§ **Page excerpt**
PwC v Attorney General

CourtRoyal Court
JudgeBirt, Deputy Bailiff and Jurats Le Ruez and Georgelin
Judgment Date28 March 2002
Date28 March 2002
Birt, Deputy Bailiff and Jurats Le Ruez and Georgelin

Miss B.H. Lacey for the representors;

A.J. Belhomme for the respondent.

Cases cited:

(1) Acturus Properties Ltd. v. Att. Gen., 2001 JLR 43, followed.

(2) Arrows Ltd., Re, [1992] BCLC 126; [1992] Ch. 545, considered.

(3) Arrows Ltd., Re (No. 4), [1994] 3 All E.R. 814, considered.

(4) Rumasa S.A. v. W. & H. Trademarks (Jersey) Ltd., 1985-86 JLR 308, considered.

Legislation construed:

Financial Services (Jersey) Law 1998 (originally entitled Investment Business (Jersey) Law 1998; renamed by Financial Services (Extension) (Jersey) Law 2000, First Schedule), art. 10A(3), as added by Financial Services (Extension) (Jersey) Law 2000:

"(3) The Court may, on an application made to it by the Commission in circumstances prescribed in an Order made under paragraph (1), appoint, on such terms as it considers to be appropriate, a person to manage the affairs of a person in so far as those affairs relate to the carrying on of financial service business."

Financial Services (Appointment of a Manager) (Jersey) Order 2000, art. 2:

"Where the Commission is satisfied that there is sufficient evidence to show the existence of any of the cases set out in the Schedule in respect of a financial service business carried on by a person the Commission may apply to the Court for the appointment by the Court of a person to manage the affairs of the person carrying on the financial service business in so far as those affairs relate to that business."

Criminal Lawfraudinvestigation by Attorney Generalauthorized by Investigation of Fraud (Jersey) Law 1991, art. 2 to obtain compulsorily information in investigation of fraudmay compel manager appointed by court to provide confidential information obtained from trust company's clients

Truststrust companiesduty of confidentialitytrust company owes duty to clients in respect of their affairspublic interest in free flow of information to be considered by Attorney General before deciding to require disclosure of information from company or managers under Investigation of Fraud (Jersey) Law 1991, art. 2

The representors sought judicial review of the Attorney General's decision to issue notices under the Investigation of Fraud (Jersey) Law 1991.

Data excerpts

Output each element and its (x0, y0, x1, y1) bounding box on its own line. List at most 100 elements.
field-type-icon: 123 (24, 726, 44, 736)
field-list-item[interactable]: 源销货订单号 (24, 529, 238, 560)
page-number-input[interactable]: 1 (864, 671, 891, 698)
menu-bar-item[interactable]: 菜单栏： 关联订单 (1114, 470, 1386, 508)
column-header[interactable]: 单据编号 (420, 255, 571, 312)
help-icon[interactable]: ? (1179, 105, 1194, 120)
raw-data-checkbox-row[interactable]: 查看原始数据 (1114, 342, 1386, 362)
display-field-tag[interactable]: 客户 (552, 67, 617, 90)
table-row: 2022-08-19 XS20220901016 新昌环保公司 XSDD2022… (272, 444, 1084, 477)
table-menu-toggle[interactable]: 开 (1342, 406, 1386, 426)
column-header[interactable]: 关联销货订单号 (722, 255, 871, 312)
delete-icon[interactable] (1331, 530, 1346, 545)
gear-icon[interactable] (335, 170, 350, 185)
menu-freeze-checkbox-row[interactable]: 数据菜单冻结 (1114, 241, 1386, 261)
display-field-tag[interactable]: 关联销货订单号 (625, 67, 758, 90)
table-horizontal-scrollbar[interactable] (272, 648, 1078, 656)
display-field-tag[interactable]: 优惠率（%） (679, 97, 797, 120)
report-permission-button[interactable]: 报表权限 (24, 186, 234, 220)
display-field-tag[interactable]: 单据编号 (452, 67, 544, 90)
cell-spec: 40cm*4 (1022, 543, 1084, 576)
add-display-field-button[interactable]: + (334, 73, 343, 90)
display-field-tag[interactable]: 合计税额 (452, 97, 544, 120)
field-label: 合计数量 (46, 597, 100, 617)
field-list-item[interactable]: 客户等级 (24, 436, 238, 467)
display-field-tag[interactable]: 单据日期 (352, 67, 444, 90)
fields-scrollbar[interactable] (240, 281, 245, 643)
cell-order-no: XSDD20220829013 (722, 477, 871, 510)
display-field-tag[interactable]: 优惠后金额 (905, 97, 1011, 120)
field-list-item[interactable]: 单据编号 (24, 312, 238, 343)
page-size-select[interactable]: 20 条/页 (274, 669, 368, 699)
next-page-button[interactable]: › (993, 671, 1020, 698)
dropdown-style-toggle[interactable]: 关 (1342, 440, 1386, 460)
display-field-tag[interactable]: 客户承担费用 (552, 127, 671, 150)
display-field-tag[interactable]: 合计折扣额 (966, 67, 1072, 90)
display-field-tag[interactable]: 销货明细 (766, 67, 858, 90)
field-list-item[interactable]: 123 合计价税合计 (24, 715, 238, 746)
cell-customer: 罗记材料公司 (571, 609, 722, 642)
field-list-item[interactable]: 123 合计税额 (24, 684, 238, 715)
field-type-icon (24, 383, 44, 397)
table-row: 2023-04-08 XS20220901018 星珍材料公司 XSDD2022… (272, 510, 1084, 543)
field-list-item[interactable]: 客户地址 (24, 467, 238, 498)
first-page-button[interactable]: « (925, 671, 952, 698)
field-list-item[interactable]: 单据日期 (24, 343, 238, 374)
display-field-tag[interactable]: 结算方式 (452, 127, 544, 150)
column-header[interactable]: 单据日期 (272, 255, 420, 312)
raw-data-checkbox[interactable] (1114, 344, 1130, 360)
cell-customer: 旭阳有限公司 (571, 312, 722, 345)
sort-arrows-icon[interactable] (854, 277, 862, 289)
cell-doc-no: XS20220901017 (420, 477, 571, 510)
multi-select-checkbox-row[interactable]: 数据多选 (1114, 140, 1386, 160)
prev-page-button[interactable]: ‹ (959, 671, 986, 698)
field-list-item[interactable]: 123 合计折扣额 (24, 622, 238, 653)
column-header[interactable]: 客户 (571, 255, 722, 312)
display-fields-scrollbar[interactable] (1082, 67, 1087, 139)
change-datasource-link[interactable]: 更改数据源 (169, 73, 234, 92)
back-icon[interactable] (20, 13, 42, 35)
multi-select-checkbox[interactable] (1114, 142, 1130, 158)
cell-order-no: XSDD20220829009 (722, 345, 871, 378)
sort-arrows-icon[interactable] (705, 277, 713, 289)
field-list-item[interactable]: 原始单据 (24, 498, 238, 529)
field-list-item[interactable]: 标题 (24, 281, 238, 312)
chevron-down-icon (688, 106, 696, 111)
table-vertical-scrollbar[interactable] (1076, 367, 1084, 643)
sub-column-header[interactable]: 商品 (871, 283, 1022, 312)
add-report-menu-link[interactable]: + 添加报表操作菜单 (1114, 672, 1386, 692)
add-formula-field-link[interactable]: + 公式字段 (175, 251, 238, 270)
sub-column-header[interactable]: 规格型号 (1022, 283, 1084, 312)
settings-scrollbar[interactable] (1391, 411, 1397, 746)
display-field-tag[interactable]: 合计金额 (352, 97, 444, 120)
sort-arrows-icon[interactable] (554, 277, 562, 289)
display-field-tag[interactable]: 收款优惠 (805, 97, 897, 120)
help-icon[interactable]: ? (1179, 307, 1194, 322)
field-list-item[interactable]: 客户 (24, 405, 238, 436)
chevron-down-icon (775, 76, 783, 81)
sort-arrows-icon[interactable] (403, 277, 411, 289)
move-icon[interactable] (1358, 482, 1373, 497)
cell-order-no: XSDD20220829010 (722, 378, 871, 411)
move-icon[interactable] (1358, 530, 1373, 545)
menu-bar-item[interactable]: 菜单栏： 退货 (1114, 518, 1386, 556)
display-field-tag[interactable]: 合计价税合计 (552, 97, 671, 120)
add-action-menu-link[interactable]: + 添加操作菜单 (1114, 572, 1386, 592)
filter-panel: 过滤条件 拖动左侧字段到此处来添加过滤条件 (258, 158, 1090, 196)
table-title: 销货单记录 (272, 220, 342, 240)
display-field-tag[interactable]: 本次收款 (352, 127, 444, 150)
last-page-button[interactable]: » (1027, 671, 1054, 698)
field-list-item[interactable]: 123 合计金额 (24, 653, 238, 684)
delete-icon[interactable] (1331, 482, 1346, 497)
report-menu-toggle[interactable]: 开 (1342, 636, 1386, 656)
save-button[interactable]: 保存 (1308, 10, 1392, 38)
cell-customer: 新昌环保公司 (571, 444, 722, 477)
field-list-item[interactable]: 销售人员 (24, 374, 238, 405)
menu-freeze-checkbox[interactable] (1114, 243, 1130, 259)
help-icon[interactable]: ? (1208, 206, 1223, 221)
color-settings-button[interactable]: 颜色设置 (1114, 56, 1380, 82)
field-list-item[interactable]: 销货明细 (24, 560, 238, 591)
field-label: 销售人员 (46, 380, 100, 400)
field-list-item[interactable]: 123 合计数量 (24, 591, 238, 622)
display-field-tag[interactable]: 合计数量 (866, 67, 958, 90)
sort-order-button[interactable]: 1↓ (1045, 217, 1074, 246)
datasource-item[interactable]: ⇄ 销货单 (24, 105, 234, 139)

§ **Task item A**
Answer these questions from the case report on PwC v Attorney General:
(i) Who appeared for the respondent?
(ii) Which of the cases cited is marked "followed"?
(iii) What did the representors seek?
§ **Task item B**
Say whether each statement agrees with the case report on PwC v Attorney General, and quote the words that decide it.
(i) The judgment is dated 28 March 2002.
(ii) The Financial Services (Jersey) Law 1998 was first titled the Investment Business (Jersey) Law 1998.
(iii) Under article 2 of the Order, the Court may apply to the Commission to appoint a manager.
§ **Task item C**
Pick up the case report on PwC v Attorney General after its last sentence and continue it.

§ **Answer box A**
(i) A.J. Belhomme
(ii) Acturus Properties Ltd. v. Att. Gen., 2001 JLR 43
(iii) Judicial review of the Attorney General's decision to issue notices under the Investigation of Fraud (Jersey) Law 1991

§ **Answer box B**
(i) Yes: "Judgment Date28 March 2002"
(ii) Yes: "originally entitled Investment Business (Jersey) Law 1998"
(iii) No: "the Commission may apply to the Court for the appointment by the Court of a person to manage the affairs"

§ **Answer box C**
The Attorney General was conducting a criminal investigation into the affairs of the proprietor of Chimel Trustee Co. (Jersey) Ltd. and two associated companies. On the application of the Jersey Financial Services Commission ("the JFSC"), the court appointed two partners of the second representor as managers of Chimel, pursuant to the Financial Services (Appointment of a Manager) (Jersey) Order 2000. The managers, on discovering that Chimel had not complied with the JFSC guidelines and legislation in relation to money-laundering, began to obtain the required information from its clients. Chimel and its two associated companies were later declared en dsastre on the application of the managers. The Viscount employed the second representor to assist with the administration of the dsastres and the second representor continued to correspond with Chimel's clients.

The Attorney General issued notices to the representors under art. 2 of the 1991 Law, requiring the delivery up of all material which they held concerning the proprietor's businesses, for the purposes of an investigation into money-laundering offences. These notices were amended during the trial to require only the disclosure of information supplied to the second respondents by the clients of Chimel.

The representors applied for judicial review of the decision of the respondent to issue the notice, submitting that (a) there was a public interest in preserving confidentiality between the clients of a trust company and the Viscount or managers appointed by the court, to encourage clients to disclose information voluntarily; and (b) there was no evidence that the Attorney General had considered the public interest in preserving confidentiality before issuing the notice.

The Attorney General submitted in reply that (a) the object of the amended notice was to obtain the information supplied by the clients of the trust company to the representors; (b) the clients gave the required information out of self-interest, so that the transfer of the administration of their assets to a new company could take place; (c) the communications were therefore confidential only to the same extent as normal communications between a company's officers and its clients; (d) he was authorized by the 1991 Law to obtain compulsorily information from the officers of trust companies when serious fraud was being investigated; and (e) no evidence of illegality, irrationality or procedural impropriety had been produced.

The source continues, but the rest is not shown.